Structured figure records
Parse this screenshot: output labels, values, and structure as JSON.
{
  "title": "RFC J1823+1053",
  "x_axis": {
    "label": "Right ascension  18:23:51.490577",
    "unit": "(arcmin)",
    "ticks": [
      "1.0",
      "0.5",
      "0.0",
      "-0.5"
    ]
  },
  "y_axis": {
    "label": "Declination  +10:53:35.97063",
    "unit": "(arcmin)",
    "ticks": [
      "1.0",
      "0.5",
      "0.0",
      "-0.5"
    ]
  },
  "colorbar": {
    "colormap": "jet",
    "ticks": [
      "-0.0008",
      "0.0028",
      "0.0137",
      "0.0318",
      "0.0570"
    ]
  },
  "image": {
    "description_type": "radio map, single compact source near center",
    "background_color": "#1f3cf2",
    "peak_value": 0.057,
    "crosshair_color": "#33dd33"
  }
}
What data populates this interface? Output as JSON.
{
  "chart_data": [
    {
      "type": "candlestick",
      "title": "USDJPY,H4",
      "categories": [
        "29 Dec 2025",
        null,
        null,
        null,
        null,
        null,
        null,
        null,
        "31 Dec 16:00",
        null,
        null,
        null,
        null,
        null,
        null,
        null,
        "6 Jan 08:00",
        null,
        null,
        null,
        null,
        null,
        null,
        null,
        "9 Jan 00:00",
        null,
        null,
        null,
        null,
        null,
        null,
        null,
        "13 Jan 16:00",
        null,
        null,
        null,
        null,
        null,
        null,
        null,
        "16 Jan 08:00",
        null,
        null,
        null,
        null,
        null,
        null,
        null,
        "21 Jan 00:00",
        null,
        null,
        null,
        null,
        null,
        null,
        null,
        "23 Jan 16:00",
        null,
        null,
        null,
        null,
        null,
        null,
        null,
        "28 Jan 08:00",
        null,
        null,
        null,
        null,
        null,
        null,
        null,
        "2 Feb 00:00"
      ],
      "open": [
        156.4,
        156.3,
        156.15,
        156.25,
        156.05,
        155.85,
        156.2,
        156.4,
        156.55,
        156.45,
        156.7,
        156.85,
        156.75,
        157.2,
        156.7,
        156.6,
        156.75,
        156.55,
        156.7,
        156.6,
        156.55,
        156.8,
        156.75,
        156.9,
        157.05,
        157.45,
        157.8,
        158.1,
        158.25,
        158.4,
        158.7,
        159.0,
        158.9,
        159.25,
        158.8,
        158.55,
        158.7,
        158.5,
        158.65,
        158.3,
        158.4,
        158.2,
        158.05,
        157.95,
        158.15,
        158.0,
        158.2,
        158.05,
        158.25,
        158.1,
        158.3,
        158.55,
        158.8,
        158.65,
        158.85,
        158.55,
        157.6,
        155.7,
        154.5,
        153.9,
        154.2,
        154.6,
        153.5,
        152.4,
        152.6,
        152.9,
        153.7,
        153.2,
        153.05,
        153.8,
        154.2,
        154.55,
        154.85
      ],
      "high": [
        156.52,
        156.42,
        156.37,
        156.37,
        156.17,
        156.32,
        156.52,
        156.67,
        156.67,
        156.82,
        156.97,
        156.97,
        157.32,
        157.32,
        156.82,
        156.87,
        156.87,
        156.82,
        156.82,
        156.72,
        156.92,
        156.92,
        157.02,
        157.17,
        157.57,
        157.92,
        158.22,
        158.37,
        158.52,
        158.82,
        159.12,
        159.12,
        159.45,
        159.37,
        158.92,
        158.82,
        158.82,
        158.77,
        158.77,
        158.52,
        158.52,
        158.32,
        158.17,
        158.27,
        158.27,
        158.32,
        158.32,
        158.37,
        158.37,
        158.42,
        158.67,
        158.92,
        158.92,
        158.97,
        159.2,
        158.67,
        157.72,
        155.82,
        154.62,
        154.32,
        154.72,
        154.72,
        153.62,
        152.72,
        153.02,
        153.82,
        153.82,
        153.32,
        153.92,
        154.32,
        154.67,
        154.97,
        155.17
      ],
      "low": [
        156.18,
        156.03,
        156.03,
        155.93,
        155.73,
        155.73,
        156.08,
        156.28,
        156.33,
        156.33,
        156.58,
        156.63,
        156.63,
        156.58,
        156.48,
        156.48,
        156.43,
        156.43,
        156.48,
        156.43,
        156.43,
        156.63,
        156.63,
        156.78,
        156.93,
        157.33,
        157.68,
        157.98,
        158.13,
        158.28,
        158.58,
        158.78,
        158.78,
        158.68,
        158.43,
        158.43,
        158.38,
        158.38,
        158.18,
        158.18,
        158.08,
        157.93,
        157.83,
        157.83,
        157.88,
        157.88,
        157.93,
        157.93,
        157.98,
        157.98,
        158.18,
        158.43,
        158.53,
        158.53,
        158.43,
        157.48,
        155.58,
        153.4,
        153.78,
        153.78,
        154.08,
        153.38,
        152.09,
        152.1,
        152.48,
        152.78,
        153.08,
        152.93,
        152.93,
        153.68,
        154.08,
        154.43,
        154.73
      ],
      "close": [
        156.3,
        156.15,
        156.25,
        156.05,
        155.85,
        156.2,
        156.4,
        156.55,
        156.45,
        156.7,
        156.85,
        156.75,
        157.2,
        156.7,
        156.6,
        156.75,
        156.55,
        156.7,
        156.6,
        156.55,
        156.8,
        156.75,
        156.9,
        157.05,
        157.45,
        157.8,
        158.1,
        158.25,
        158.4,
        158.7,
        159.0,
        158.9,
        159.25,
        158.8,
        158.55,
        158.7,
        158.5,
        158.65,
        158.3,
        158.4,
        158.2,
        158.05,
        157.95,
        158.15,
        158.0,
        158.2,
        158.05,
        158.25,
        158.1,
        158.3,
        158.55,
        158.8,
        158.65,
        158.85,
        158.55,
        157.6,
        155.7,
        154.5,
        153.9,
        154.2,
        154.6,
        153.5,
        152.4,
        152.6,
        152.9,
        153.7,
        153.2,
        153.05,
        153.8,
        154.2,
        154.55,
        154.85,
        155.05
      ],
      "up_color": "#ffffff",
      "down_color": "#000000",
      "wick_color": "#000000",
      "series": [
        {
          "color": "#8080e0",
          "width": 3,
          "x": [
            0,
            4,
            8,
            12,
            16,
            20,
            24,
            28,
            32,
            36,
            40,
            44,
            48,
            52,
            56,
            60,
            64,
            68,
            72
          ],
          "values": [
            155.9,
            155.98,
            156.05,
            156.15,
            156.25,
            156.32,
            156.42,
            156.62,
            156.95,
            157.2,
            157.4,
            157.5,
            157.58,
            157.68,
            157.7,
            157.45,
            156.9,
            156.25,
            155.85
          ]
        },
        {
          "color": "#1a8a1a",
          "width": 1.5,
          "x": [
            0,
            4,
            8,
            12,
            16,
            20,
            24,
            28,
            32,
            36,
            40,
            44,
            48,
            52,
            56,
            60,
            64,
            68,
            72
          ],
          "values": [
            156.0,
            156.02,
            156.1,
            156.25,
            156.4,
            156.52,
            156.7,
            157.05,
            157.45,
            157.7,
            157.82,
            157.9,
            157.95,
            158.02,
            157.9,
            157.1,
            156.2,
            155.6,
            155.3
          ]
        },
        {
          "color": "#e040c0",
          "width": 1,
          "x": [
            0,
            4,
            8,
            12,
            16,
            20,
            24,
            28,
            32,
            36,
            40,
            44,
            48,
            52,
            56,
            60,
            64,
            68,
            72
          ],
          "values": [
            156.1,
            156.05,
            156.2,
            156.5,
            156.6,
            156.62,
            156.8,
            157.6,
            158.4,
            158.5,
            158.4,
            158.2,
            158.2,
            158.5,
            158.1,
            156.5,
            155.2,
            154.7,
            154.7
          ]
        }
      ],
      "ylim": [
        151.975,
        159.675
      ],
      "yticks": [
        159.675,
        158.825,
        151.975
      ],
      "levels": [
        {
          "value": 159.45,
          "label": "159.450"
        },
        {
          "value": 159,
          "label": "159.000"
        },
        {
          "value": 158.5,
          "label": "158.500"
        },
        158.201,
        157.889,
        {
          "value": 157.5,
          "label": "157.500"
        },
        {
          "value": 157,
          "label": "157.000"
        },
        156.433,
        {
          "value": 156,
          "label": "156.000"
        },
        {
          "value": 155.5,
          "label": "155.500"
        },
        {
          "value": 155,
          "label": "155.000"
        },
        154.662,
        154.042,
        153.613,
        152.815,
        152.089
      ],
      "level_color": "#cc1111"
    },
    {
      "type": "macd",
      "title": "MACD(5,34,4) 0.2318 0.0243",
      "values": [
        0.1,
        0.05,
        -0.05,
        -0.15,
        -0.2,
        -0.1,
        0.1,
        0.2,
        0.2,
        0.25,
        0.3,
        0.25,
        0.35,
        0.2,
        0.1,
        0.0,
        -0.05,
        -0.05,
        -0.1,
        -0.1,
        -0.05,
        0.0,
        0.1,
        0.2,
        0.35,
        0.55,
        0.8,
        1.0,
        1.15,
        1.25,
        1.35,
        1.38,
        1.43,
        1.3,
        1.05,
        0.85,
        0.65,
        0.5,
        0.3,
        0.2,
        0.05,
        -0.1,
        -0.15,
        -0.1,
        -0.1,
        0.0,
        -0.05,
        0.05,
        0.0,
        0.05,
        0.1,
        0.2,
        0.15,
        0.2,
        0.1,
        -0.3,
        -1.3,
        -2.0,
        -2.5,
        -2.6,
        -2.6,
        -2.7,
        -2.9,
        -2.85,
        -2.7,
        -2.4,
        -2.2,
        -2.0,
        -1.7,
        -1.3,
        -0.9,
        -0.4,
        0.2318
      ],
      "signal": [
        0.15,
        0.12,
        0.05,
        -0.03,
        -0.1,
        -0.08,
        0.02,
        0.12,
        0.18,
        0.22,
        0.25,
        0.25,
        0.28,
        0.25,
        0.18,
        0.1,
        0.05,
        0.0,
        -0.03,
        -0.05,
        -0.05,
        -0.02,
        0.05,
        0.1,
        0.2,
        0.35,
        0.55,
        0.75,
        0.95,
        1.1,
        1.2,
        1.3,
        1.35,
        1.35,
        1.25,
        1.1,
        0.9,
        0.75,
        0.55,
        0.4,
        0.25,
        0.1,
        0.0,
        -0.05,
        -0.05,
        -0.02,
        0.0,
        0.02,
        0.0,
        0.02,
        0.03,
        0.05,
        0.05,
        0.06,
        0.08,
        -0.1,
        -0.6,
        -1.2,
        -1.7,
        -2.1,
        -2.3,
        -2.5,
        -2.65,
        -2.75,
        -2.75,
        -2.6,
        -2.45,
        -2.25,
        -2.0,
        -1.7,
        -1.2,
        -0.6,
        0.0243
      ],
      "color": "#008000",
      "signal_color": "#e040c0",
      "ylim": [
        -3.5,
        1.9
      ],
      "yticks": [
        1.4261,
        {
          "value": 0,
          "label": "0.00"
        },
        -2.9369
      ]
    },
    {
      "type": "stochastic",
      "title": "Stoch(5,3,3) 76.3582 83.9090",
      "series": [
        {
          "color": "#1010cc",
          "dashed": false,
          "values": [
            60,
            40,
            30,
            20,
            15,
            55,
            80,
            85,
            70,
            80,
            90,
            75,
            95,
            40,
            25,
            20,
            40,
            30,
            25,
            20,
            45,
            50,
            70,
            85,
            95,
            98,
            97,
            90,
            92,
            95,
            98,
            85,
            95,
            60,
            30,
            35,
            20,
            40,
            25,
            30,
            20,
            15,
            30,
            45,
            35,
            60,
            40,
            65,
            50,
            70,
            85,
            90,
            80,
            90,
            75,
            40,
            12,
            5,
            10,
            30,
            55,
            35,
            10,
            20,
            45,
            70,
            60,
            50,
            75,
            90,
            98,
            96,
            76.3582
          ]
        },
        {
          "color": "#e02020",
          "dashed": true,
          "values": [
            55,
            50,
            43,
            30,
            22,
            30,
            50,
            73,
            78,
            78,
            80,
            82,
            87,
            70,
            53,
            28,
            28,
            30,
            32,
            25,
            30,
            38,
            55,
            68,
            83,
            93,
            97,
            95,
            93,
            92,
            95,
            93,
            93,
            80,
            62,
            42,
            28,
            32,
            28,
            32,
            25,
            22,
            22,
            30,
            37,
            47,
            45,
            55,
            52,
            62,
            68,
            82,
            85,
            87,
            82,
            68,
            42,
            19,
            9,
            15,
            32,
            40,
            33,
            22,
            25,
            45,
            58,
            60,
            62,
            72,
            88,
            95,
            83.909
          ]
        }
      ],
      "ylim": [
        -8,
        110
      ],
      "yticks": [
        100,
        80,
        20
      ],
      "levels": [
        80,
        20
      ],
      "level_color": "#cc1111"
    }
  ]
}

> _TASK OBJECTIVE_:
In the entries above, identify each line that includes the string "JSON", then copy it.

> _PROBLEM SOLUTION_:
Parse this screenshot: output labels, values, and structure as JSON.
What data populates this interface? Output as JSON.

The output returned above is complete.